• **YOUR GOAL**:
Copy the records word for word, starting at the first line and ending with the line that contains "question-marks: 10 अंक 10 अंक 10 अंक 10 अंक [444,306,621,428]", with both of those lines included.

• **MATERIAL SHOWN**:
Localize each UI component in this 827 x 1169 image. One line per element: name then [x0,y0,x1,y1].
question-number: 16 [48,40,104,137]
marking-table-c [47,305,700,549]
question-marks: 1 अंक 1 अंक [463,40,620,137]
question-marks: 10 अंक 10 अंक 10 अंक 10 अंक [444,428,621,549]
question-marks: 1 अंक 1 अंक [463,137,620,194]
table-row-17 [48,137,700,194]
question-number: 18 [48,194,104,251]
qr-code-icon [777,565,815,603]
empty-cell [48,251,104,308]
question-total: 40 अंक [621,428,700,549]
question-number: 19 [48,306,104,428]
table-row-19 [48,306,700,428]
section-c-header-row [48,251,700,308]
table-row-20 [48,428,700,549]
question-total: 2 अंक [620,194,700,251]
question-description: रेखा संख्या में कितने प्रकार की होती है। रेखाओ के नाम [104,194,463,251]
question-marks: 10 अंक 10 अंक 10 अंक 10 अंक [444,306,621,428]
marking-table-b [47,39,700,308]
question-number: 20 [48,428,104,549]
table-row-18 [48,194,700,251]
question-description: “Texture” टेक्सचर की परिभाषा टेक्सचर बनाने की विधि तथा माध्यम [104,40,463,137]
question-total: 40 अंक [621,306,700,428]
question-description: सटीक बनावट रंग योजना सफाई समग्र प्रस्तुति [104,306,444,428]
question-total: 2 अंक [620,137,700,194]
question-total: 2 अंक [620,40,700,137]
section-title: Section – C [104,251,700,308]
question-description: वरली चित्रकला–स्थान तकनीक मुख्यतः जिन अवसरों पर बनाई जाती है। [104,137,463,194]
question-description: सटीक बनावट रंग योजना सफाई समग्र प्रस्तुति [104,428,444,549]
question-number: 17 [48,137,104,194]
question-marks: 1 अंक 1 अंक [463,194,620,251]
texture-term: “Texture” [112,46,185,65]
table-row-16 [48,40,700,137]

• **EXERCISE ANSWER**:
Localize each UI component in this 827 x 1169 image. One line per element: name then [x0,y0,x1,y1].
question-number: 16 [48,40,104,137]
marking-table-c [47,305,700,549]
question-marks: 1 अंक 1 अंक [463,40,620,137]
question-marks: 10 अंक 10 अंक 10 अंक 10 अंक [444,428,621,549]
question-marks: 1 अंक 1 अंक [463,137,620,194]
table-row-17 [48,137,700,194]
question-number: 18 [48,194,104,251]
qr-code-icon [777,565,815,603]
empty-cell [48,251,104,308]
question-total: 40 अंक [621,428,700,549]
question-number: 19 [48,306,104,428]
table-row-19 [48,306,700,428]
section-c-header-row [48,251,700,308]
table-row-20 [48,428,700,549]
question-total: 2 अंक [620,194,700,251]
question-description: रेखा संख्या में कितने प्रकार की होती है। रेखाओ के नाम [104,194,463,251]
question-marks: 10 अंक 10 अंक 10 अंक 10 अंक [444,306,621,428]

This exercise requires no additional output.